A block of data
------------

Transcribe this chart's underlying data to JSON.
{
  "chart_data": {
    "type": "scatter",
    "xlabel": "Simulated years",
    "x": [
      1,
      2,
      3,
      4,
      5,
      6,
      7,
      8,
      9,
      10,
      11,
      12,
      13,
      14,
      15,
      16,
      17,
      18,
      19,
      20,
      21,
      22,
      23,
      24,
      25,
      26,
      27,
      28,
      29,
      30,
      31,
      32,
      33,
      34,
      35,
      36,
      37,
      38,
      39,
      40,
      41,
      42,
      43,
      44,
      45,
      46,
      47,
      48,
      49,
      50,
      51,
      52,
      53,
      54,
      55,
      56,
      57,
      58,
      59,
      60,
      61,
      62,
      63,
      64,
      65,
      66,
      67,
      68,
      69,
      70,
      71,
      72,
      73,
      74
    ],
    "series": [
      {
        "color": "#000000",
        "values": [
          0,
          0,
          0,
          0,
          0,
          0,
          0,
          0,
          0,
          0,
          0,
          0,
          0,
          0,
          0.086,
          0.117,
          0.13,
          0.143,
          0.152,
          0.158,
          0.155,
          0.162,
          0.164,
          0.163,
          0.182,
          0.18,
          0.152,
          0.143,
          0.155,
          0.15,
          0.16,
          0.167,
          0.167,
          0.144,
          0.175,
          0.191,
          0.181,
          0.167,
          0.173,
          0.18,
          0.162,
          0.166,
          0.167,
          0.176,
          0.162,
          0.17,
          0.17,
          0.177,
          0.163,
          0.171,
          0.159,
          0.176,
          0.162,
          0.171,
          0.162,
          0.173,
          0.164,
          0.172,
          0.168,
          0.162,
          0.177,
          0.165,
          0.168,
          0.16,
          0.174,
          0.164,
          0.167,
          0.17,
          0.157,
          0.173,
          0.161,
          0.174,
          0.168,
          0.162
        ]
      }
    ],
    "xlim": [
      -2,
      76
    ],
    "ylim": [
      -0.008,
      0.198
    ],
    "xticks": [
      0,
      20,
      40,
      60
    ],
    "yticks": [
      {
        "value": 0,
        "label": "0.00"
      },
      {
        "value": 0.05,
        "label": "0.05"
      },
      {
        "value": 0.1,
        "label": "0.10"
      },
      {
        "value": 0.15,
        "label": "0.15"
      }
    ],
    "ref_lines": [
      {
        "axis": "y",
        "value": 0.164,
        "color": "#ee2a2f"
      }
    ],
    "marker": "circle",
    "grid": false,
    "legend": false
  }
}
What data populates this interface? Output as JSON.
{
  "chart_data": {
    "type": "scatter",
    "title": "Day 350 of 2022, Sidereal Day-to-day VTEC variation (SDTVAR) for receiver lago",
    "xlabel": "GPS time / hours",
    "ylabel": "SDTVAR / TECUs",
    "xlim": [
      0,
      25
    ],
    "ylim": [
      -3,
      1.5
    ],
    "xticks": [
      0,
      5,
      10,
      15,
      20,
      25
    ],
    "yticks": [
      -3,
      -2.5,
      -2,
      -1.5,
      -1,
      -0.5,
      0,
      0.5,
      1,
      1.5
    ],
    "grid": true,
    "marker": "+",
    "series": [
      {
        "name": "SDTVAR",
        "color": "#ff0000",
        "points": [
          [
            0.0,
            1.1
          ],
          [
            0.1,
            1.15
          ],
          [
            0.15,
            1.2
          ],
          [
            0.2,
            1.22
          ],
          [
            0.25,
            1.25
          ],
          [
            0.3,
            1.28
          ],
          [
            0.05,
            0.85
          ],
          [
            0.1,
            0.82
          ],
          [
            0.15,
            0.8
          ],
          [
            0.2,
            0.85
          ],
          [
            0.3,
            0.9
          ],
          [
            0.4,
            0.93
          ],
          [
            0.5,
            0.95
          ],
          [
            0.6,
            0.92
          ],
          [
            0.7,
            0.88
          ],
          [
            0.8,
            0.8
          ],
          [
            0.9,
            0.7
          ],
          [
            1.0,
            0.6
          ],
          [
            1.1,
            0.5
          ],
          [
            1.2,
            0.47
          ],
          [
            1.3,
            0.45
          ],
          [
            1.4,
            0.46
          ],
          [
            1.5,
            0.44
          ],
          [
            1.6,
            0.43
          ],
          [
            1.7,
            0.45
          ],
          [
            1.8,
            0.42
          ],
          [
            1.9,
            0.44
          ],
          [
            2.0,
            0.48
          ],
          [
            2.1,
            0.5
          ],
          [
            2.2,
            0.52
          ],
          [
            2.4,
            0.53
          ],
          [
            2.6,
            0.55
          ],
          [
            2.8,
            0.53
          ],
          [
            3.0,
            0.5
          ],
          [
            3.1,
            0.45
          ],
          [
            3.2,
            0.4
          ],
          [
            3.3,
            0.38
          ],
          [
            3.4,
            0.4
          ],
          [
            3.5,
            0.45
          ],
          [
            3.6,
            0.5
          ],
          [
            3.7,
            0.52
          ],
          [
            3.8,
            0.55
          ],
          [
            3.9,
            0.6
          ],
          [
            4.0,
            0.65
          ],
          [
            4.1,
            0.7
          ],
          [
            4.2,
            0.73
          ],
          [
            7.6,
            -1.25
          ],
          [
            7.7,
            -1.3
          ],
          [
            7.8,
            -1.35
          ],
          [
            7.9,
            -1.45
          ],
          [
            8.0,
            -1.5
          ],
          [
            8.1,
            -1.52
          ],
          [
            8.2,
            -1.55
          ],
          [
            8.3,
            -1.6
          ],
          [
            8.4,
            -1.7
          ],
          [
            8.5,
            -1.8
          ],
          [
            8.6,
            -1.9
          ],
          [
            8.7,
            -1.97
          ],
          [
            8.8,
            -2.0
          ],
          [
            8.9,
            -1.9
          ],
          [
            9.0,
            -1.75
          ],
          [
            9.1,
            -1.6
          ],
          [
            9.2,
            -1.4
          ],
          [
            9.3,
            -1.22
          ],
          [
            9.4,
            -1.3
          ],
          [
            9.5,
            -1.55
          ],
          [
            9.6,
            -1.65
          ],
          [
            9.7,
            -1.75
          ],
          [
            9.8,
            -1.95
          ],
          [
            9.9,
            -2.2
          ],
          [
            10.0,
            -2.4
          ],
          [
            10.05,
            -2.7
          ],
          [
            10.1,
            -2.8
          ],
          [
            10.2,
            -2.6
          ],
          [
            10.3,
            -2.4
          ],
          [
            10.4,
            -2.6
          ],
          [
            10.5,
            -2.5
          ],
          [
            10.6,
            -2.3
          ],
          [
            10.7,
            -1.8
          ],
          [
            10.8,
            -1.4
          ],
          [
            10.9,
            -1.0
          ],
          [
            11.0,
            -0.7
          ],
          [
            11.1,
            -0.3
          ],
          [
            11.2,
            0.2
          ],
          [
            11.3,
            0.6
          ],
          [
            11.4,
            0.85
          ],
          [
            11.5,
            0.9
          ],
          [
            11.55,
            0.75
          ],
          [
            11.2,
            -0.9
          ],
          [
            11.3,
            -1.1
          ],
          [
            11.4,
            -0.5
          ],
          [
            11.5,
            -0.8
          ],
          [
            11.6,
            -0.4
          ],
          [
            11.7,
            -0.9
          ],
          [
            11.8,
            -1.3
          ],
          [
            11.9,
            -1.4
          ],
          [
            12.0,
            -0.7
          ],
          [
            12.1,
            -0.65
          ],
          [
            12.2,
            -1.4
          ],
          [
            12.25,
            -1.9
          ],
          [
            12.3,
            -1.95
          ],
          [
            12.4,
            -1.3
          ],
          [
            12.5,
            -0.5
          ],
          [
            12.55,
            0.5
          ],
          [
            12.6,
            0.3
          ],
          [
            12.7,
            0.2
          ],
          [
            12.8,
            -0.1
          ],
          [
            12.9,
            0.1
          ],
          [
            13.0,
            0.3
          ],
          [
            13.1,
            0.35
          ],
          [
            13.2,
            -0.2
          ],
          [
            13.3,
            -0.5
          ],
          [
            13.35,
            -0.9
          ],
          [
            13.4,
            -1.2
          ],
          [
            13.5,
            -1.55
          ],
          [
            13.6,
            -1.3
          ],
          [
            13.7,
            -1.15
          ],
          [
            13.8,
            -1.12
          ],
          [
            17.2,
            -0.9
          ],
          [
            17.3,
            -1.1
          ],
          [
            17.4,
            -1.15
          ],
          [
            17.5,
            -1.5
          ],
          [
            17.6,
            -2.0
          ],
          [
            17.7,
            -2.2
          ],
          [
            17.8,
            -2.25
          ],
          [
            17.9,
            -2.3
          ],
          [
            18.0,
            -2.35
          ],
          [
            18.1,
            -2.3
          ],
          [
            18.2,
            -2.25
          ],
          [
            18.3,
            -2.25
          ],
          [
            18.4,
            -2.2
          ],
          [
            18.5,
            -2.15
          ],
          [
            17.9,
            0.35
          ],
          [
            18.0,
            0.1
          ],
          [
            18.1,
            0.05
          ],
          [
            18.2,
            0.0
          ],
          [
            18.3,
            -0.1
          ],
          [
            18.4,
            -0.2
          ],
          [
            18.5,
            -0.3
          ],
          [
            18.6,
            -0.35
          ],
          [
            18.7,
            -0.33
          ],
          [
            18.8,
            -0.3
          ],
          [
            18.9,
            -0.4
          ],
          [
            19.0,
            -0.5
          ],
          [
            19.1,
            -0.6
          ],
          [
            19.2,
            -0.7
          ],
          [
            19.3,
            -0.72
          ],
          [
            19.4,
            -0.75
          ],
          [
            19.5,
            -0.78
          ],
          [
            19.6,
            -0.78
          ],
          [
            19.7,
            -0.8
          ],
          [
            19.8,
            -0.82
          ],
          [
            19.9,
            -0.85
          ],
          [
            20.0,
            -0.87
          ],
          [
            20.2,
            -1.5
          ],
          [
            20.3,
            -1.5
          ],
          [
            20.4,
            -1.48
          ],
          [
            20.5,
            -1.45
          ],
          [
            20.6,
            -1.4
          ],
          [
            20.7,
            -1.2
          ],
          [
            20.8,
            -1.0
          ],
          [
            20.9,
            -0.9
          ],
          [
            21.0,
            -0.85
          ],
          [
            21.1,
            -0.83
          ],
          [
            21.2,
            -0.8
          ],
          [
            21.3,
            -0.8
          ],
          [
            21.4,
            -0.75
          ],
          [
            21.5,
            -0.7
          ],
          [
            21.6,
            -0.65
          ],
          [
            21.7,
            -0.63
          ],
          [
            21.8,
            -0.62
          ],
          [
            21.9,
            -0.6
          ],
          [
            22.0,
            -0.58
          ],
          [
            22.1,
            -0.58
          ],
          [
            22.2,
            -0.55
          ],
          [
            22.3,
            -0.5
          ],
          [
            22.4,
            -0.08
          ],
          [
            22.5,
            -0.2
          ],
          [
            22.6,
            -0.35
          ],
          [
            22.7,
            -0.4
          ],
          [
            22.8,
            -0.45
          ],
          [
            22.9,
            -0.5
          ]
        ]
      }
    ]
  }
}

------------

• _WORK TO DO_: Going through the data above, count the lines where the string "SDTVAR" appears, and answer with only that number.

• _RESPONSE TO THIS EXERCISE_: 3